Task input
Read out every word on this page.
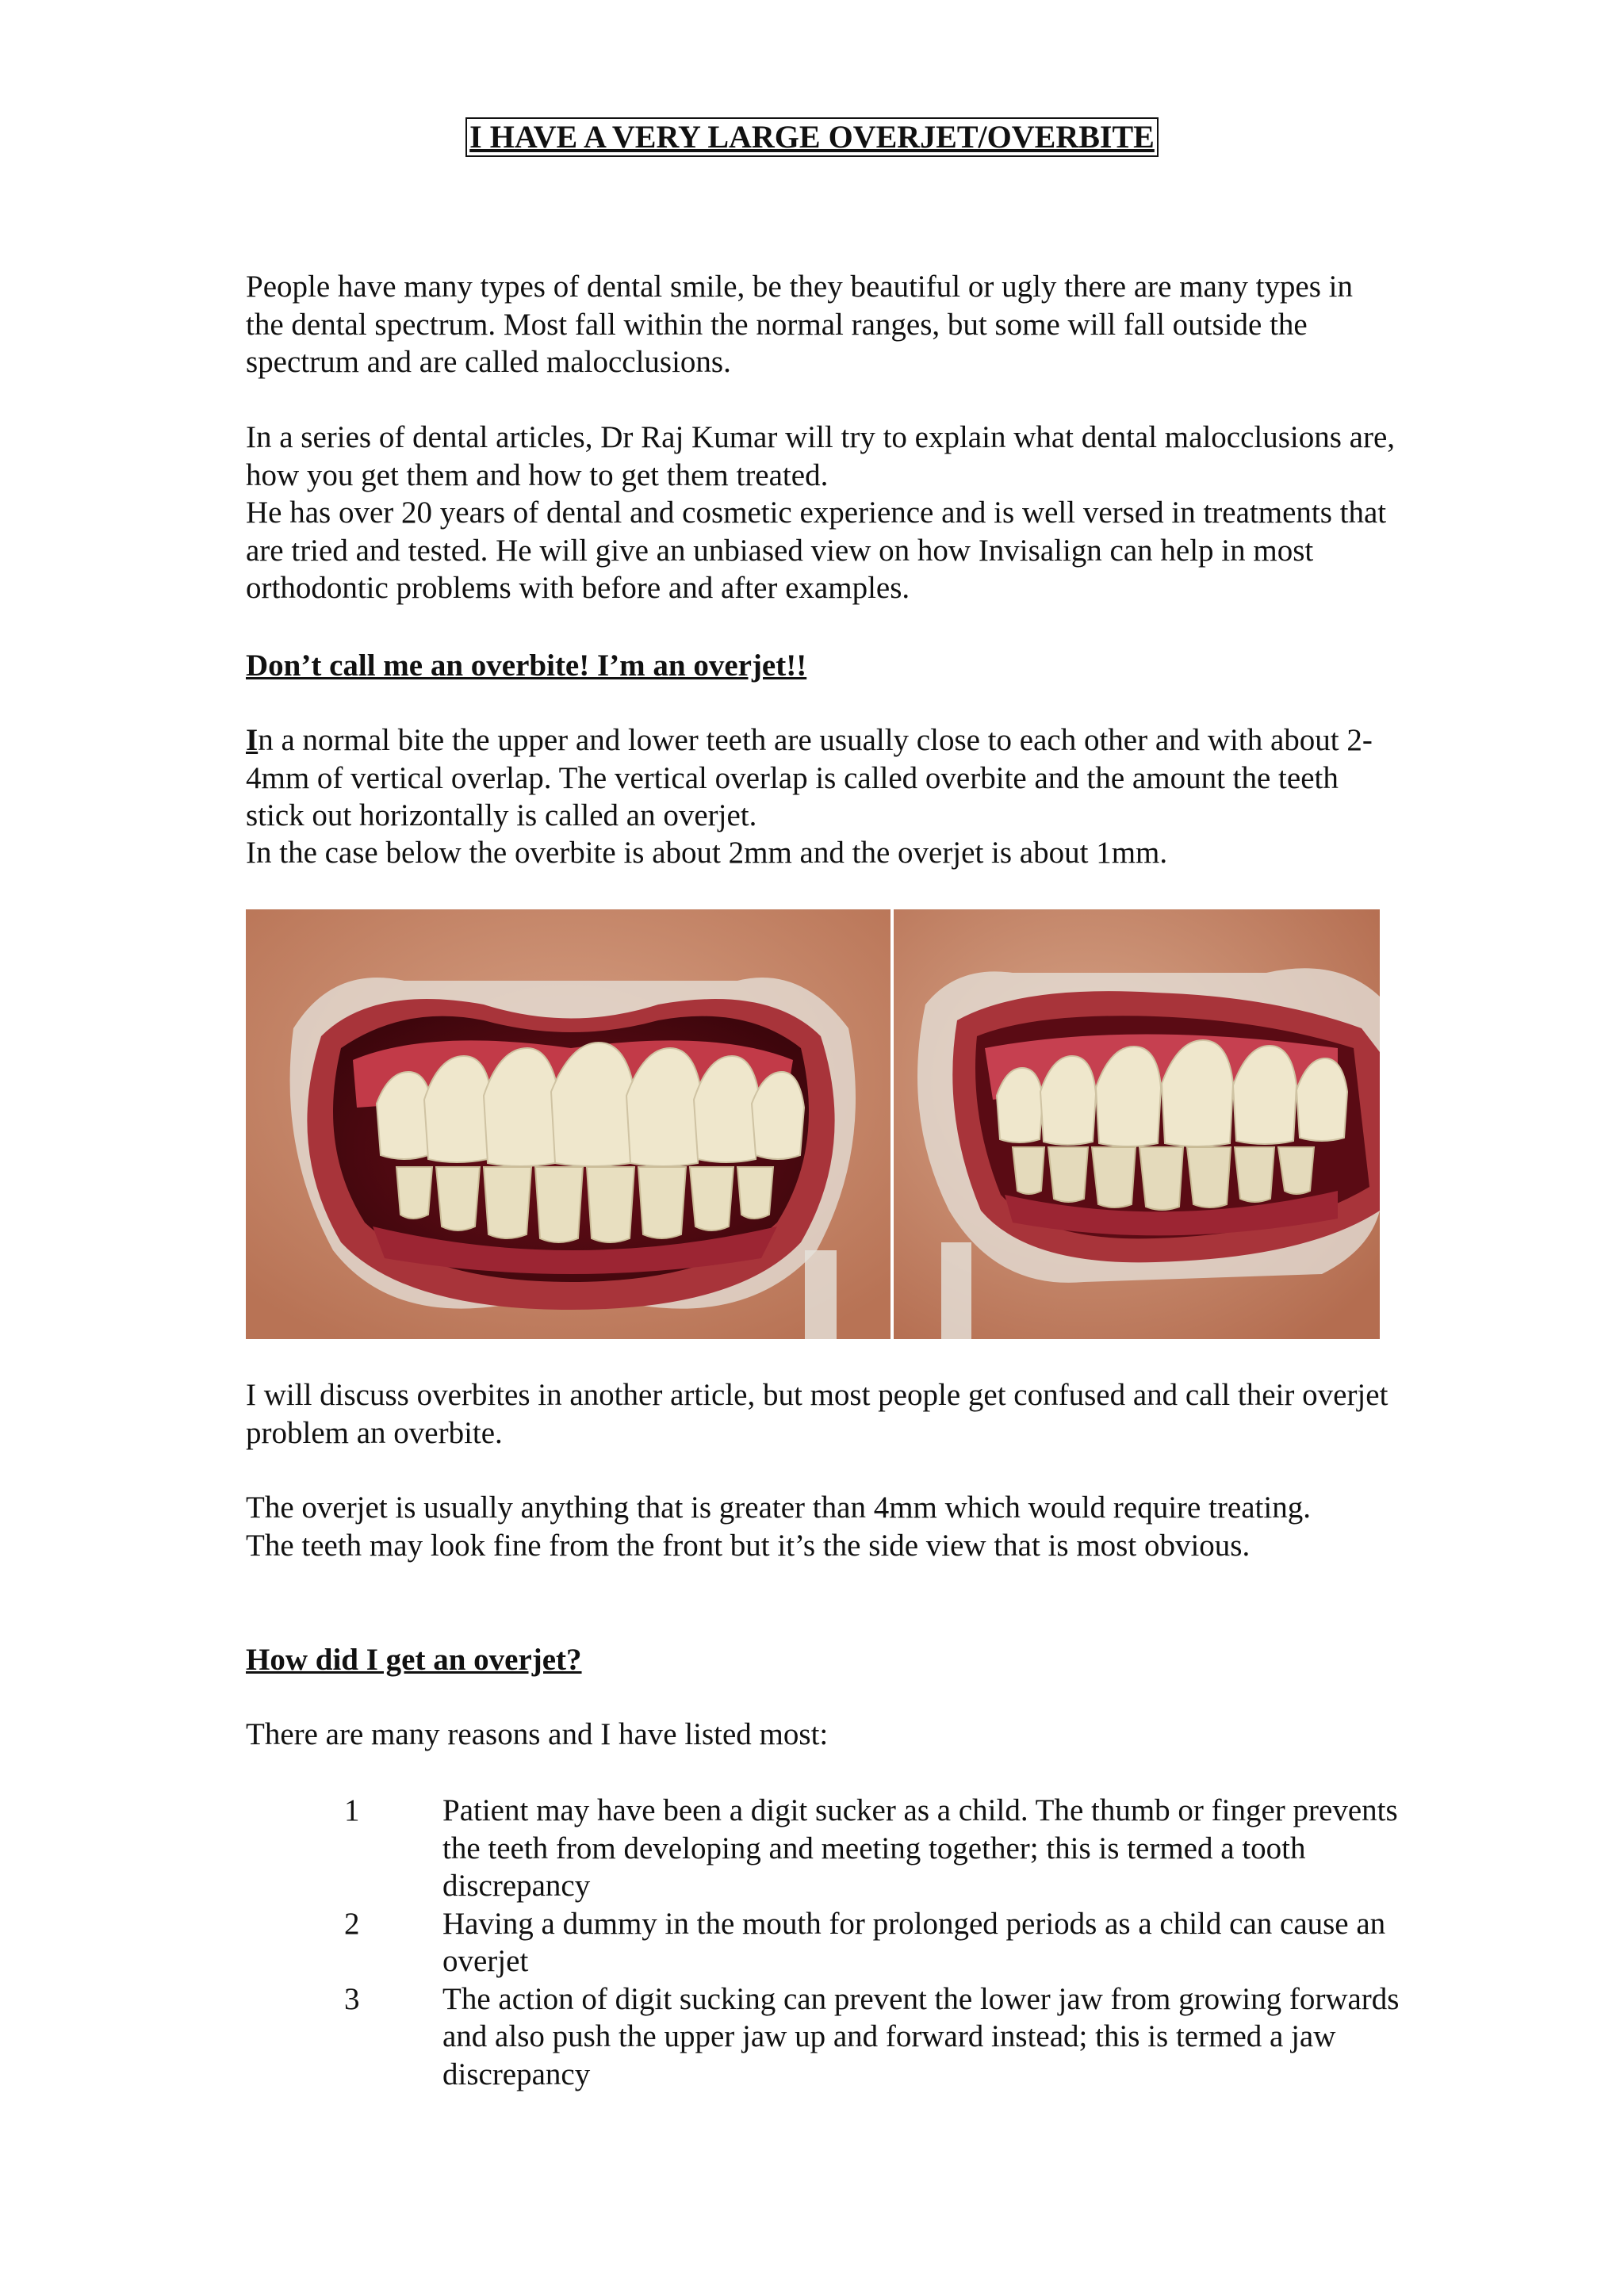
I HAVE A VERY LARGE OVERJET/OVERBITE

People have many types of dental smile, be they beautiful or ugly there are many types in the dental spectrum. Most fall within the normal ranges, but some will fall outside the spectrum and are called malocclusions.

In a series of dental articles, Dr Raj Kumar will try to explain what dental malocclusions are, how you get them and how to get them treated.

He has over 20 years of dental and cosmetic experience and is well versed in treatments that are tried and tested. He will give an unbiased view on how Invisalign can help in most orthodontic problems with before and after examples.

Don’t call me an overbite! I’m an overjet!!

In a normal bite the upper and lower teeth are usually close to each other and with about 2-4mm of vertical overlap. The vertical overlap is called overbite and the amount the teeth stick out horizontally is called an overjet.

In the case below the overbite is about 2mm and the overjet is about 1mm.

I will discuss overbites in another article, but most people get confused and call their overjet problem an overbite.

The overjet is usually anything that is greater than 4mm which would require treating.

The teeth may look fine from the front but it’s the side view that is most obvious.

How did I get an overjet?

There are many reasons and I have listed most:

1	Patient may have been a digit sucker as a child. The thumb or finger prevents the teeth from developing and meeting together; this is termed a tooth discrepancy
2	Having a dummy in the mouth for prolonged periods as a child can cause an overjet
3	The action of digit sucking can prevent the lower jaw from growing forwards and also push the upper jaw up and forward instead; this is termed a jaw discrepancy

Task to carry out
Leave the images out and output the remaining material exactly as it stands.

Response to the exercise
Read out every word on this page.
I HAVE A VERY LARGE OVERJET/OVERBITE

People have many types of dental smile, be they beautiful or ugly there are many types in the dental spectrum. Most fall within the normal ranges, but some will fall outside the spectrum and are called malocclusions.

In a series of dental articles, Dr Raj Kumar will try to explain what dental malocclusions are, how you get them and how to get them treated.

He has over 20 years of dental and cosmetic experience and is well versed in treatments that are tried and tested. He will give an unbiased view on how Invisalign can help in most orthodontic problems with before and after examples.

Don’t call me an overbite! I’m an overjet!!

In a normal bite the upper and lower teeth are usually close to each other and with about 2-4mm of vertical overlap. The vertical overlap is called overbite and the amount the teeth stick out horizontally is called an overjet.

In the case below the overbite is about 2mm and the overjet is about 1mm.

I will discuss overbites in another article, but most people get confused and call their overjet problem an overbite.

The overjet is usually anything that is greater than 4mm which would require treating.

The teeth may look fine from the front but it’s the side view that is most obvious.

How did I get an overjet?

There are many reasons and I have listed most:

1	Patient may have been a digit sucker as a child. The thumb or finger prevents the teeth from developing and meeting together; this is termed a tooth discrepancy
2	Having a dummy in the mouth for prolonged periods as a child can cause an overjet
3	The action of digit sucking can prevent the lower jaw from growing forwards and also push the upper jaw up and forward instead; this is termed a jaw discrepancy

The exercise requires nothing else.